È un diplomatico di carriera ma, come detto, si è laureato all’Università Statale di Mosca, non all’Istituto statale di Mosca per le relazioni internazionali, che è la fucina dei diplomatici russi la cui sede si trova a pochi passi dall’accademia che fu del Kgb e che è oggi dell’agenzia di intelligence che ne ha preso il testimone, cioè l’Fsb. È uno dei pochissimi diplomatici russi a non aver frequentato quell’istituto.
Chi lo conosce e lo frequenta individua nel suo periodo in Cina uno snodo fondamentale sia per la sua carriera sia per la sua vita.
Prima la carriera: il passaggio da Mosca a Roma è un promoveatur ut amoveatur. Infatti, lui, come buona parte del ministero degli Esteri russo, è sempre stato scettico sulle aperture alla Cina. Queste, però, per via del rapporto tra il presidente Putin e l’omologo cinese Xi Jinping, sono ormai da almeno un decennio decise direttamente al Cremlino. Punto di svolta di quel dialogo al vertice è lo storico accordo bilaterale in occasione della visita in Cina del presidente Putin nella prima metà del 2014. La sempre ambita Città eterna è per Razov un premio di consolazione.

(Voci del dataset)

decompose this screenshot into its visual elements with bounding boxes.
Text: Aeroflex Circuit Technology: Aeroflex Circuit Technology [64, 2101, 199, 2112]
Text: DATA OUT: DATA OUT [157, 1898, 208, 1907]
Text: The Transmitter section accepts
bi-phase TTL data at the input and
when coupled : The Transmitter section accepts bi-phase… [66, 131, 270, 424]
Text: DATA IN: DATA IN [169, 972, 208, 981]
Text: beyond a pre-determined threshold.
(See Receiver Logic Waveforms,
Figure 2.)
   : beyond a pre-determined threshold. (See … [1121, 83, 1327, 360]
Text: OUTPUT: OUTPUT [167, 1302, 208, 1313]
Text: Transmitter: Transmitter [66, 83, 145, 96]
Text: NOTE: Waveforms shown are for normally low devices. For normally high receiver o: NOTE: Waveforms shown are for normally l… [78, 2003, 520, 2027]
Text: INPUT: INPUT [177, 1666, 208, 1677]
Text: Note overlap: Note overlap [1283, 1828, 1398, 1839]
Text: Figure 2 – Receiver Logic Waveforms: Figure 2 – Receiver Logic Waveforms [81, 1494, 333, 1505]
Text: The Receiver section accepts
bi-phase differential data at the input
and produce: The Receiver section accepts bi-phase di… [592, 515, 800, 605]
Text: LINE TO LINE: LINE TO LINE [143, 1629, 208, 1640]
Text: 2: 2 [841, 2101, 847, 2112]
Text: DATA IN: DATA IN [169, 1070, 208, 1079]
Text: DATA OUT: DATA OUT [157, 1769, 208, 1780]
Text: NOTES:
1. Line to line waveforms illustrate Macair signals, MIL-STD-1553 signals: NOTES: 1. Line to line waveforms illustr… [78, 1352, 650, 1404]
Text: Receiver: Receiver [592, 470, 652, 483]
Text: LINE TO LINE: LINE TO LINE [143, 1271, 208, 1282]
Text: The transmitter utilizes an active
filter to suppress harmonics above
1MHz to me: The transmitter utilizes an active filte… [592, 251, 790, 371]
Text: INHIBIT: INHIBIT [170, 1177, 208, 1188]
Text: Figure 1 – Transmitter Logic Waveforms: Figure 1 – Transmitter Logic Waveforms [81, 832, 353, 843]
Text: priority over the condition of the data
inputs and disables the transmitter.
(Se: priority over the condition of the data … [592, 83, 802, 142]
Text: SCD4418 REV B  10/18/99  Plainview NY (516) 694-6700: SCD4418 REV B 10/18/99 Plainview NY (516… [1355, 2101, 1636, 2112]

### Compiti da svolgere
A. Ricopia parola per parola tutto ciò che nel brano va da "È un diplomatico" fino a "aver frequentato quell’istituto.".
B. In quale università si è laureato il diplomatico di cui parla il brano?
C. Indica se ciascuna affermazione concorda con il brano, rispondendo sì o no e citando le parole decisive del testo. (i) Il diplomatico si è laureato all'Istituto statale di Mosca per le relazioni internazionali. (ii) Buona parte del ministero degli Esteri russo è sempre stata scettica sulle aperture alla Cina. (iii) Per Razov Roma è un premio di consolazione.

### Risultati dell'esercizio
A.
È un diplomatico di carriera ma, come detto, si è laureato all’Università Statale di Mosca, non all’Istituto statale di Mosca per le relazioni internazionali, che è la fucina dei diplomatici russi la cui sede si trova a pochi passi dall’accademia che fu del Kgb e che è oggi dell’agenzia di intelligence che ne ha preso il testimone, cioè l’Fsb. È uno dei pochissimi diplomatici russi a non aver frequentato quell’istituto.

B. All'Università Statale di Mosca.

C.
(i) No: "si è laureato all’Università Statale di Mosca, non all’Istituto statale di Mosca per le relazioni internazionali".
(ii) Sì: "come buona parte del ministero degli Esteri russo, è sempre stato scettico sulle aperture alla Cina".
(iii) Sì: "La sempre ambita Città eterna è per Razov un premio di consolazione."